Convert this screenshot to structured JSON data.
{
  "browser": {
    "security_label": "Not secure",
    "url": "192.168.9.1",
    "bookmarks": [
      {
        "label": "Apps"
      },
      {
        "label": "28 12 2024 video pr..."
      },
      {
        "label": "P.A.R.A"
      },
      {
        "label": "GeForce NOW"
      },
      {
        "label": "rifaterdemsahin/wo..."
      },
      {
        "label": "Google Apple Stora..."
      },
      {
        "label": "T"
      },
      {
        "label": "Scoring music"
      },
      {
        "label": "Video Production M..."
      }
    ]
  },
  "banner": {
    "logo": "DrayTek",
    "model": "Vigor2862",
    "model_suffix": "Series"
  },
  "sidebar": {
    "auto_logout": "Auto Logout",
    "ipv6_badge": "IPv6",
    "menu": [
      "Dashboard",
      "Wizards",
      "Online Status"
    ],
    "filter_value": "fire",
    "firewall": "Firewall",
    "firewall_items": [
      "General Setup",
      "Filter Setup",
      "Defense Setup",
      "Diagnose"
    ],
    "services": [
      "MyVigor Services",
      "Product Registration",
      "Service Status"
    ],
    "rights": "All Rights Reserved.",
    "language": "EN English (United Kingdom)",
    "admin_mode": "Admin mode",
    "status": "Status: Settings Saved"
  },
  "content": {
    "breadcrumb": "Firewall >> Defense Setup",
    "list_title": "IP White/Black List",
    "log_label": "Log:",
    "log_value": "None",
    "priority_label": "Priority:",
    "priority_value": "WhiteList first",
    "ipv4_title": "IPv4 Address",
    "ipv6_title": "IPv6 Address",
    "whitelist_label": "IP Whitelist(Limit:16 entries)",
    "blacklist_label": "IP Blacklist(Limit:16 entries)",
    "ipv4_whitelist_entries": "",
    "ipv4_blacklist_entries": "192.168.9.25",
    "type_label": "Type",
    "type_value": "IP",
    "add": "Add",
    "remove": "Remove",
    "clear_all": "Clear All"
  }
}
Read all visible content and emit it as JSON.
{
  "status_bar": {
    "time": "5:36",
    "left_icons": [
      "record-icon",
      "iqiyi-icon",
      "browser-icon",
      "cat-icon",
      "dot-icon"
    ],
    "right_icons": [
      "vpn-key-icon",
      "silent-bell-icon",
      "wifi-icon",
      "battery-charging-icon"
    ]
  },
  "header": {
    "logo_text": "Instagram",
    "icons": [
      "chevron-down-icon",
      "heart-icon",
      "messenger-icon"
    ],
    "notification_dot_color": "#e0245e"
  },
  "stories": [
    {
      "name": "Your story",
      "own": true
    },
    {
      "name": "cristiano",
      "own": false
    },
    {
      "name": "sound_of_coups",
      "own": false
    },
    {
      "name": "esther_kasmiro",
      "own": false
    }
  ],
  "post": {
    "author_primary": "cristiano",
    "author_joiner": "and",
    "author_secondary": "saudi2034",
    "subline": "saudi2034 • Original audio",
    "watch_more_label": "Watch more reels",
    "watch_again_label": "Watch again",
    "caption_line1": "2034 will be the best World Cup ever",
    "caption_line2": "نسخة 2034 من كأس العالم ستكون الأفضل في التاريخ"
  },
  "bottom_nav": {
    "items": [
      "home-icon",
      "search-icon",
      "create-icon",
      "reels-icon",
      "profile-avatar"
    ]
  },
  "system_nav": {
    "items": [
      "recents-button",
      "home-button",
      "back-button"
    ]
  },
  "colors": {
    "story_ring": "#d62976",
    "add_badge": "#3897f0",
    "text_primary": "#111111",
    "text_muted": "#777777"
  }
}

_ _ _ _ _ _ _

What you have to do: Find the string "cristiano" in the entries above and return each line that holds it.

Finished answer:
      "name": "cristiano",
    "author_primary": "cristiano",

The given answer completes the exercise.